#### What to produce
Using the data below, tally the lines that include the string "LEHE". Only the number is wanted.

#### Listed entries
— Start —

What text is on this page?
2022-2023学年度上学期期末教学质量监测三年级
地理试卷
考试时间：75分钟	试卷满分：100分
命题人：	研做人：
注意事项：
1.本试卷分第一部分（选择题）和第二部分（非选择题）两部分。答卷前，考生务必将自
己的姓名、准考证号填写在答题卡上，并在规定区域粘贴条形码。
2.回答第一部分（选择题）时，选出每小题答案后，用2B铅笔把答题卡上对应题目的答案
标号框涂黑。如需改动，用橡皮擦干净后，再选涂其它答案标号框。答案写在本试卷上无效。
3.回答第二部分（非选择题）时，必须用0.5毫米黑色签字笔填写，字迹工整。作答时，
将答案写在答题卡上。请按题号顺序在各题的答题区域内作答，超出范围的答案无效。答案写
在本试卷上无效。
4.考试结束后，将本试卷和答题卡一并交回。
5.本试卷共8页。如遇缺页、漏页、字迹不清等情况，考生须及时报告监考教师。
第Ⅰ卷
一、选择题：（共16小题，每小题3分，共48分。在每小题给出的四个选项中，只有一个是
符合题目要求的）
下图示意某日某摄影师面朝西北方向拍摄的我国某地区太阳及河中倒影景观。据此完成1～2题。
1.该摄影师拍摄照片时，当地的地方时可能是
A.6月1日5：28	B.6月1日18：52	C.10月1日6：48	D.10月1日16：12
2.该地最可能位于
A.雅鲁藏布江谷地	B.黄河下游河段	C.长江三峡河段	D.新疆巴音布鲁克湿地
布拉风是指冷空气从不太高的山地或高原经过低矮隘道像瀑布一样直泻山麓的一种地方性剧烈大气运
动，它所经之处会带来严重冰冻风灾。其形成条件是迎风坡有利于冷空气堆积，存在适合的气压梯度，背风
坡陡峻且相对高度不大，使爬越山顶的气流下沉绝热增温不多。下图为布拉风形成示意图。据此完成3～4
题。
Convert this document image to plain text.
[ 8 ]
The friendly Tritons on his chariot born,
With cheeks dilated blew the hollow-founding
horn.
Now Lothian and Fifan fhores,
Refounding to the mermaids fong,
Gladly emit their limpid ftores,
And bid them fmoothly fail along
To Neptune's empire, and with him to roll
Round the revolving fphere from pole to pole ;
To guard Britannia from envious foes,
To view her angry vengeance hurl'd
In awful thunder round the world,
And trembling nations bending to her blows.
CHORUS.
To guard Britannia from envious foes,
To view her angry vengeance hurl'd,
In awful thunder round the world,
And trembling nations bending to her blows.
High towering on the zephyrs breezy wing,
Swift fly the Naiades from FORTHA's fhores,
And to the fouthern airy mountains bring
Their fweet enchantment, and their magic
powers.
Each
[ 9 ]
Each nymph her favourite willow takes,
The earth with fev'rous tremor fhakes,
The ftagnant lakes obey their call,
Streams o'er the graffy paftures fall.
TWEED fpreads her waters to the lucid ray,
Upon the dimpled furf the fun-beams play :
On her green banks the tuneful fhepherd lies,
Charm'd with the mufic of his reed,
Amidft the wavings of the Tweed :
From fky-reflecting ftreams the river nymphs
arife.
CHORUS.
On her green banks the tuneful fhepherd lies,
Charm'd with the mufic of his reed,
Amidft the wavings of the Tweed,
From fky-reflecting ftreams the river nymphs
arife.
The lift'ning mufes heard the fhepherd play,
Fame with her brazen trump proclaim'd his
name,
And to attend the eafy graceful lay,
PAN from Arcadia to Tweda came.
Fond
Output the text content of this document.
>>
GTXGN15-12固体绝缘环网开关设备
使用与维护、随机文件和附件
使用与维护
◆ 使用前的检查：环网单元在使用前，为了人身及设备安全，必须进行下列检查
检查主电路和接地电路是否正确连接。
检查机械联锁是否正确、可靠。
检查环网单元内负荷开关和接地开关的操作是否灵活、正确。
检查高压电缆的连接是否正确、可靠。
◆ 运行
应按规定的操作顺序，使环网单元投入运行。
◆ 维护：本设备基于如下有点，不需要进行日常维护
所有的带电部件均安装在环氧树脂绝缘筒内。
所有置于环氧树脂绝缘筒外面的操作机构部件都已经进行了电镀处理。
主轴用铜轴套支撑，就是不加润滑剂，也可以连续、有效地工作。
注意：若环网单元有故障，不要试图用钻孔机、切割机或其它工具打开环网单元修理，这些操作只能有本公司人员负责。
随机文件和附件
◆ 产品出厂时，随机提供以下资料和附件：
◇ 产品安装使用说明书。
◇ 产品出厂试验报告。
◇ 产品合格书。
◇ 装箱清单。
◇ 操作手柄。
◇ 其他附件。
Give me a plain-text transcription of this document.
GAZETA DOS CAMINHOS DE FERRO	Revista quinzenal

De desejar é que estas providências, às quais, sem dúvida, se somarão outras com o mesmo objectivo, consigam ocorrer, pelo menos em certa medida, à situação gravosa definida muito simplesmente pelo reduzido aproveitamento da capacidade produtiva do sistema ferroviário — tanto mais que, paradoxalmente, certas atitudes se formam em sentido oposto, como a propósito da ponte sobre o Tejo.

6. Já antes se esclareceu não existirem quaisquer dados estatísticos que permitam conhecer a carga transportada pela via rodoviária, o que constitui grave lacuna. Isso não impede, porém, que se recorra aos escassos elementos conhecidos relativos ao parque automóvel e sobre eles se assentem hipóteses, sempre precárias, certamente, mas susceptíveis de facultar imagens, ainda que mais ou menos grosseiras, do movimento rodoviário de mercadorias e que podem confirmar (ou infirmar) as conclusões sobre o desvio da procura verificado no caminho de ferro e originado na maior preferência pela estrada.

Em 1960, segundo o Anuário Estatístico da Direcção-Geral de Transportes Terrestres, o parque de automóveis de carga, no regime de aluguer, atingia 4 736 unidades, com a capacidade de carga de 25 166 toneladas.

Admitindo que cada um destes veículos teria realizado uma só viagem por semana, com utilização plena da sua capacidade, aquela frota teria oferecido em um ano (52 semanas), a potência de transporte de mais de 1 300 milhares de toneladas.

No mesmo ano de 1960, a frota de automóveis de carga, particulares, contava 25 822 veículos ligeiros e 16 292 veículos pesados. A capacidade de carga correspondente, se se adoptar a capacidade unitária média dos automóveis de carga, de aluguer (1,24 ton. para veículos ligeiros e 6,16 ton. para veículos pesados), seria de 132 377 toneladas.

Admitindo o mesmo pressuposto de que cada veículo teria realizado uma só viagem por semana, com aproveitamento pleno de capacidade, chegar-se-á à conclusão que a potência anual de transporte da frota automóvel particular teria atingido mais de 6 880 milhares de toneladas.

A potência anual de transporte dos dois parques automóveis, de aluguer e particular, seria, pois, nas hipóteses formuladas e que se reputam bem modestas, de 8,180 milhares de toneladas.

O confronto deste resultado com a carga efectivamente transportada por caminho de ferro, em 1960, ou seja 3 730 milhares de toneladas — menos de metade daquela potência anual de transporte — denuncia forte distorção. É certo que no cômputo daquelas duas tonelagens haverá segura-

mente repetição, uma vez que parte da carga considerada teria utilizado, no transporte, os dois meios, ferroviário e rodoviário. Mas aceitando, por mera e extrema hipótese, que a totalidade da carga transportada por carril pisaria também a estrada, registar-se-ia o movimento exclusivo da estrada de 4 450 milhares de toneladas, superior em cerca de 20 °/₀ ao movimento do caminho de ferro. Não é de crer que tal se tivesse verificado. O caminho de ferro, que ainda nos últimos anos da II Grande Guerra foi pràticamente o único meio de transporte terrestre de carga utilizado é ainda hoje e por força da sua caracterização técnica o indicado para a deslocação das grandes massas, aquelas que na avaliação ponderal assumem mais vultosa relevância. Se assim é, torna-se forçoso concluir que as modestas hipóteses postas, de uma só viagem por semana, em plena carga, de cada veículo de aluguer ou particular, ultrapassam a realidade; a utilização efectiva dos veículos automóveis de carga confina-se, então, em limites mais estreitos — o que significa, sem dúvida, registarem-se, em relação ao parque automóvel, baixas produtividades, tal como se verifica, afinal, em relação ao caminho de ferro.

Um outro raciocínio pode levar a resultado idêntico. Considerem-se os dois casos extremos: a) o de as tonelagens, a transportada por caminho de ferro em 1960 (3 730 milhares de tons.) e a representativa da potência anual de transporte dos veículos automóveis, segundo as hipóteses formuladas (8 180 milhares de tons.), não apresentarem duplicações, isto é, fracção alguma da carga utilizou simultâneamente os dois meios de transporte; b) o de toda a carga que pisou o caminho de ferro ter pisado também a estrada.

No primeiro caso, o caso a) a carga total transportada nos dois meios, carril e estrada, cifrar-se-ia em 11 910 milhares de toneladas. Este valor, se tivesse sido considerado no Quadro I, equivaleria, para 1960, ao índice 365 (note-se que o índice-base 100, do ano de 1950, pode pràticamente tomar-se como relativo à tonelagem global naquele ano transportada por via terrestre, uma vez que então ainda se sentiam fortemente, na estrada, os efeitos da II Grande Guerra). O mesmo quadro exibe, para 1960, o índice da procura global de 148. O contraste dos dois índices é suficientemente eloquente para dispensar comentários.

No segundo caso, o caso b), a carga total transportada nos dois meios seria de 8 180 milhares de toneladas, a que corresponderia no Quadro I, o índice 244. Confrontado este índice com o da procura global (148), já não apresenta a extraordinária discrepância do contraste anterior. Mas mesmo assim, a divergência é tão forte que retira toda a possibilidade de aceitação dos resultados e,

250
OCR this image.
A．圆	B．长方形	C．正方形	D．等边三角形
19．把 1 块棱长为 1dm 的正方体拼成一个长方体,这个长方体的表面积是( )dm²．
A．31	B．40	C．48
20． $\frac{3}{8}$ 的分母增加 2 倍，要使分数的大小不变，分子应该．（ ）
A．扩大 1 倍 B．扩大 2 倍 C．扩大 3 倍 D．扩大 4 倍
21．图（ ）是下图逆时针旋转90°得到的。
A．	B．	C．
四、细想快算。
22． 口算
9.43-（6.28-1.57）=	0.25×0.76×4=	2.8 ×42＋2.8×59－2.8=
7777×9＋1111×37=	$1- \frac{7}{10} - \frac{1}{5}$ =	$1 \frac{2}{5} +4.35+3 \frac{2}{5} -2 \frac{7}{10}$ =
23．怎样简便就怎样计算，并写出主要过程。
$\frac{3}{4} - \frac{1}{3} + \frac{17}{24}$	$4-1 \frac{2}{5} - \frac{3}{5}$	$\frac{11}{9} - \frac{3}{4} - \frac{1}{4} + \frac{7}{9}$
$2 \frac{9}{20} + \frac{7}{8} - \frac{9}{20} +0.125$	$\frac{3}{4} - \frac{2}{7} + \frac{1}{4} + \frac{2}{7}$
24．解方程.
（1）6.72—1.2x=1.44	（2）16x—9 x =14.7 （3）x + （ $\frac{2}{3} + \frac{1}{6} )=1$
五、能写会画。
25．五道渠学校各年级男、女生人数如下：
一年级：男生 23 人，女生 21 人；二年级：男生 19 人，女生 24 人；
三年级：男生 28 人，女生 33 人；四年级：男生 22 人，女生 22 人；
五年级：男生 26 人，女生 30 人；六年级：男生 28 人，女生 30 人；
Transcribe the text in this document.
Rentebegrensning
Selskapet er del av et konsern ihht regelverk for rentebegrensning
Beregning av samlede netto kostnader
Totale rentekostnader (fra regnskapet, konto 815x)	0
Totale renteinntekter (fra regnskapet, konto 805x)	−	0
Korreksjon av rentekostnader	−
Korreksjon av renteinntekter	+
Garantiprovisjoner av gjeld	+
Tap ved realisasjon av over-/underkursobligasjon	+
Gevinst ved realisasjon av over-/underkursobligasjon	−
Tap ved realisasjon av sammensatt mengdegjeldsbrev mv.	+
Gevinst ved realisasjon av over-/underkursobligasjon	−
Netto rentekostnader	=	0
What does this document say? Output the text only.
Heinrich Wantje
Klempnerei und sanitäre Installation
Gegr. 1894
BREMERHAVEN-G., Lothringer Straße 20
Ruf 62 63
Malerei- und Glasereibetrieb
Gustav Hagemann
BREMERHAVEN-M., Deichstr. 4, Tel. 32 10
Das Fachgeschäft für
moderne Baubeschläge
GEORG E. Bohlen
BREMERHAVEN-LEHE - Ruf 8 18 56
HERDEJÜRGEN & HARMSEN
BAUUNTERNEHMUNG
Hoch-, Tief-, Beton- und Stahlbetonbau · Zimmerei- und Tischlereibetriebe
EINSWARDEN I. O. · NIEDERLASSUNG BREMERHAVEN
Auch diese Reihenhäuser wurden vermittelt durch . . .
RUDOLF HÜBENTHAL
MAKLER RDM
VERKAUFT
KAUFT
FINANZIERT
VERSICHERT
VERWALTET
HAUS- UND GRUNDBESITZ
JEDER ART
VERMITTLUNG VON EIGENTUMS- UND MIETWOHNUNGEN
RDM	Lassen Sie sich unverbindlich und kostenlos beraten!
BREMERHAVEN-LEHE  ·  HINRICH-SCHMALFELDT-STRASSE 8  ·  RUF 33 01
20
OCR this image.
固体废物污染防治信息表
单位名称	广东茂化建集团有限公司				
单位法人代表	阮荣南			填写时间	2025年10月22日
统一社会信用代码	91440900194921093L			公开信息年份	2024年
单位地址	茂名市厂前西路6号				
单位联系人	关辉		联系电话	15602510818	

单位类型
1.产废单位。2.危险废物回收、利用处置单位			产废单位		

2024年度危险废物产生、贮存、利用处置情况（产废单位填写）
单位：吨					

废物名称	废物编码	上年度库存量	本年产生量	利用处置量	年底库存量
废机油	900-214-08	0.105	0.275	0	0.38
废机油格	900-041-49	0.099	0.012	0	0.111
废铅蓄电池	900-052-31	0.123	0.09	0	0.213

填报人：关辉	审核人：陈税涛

— End —

#### Solution to this exercise
2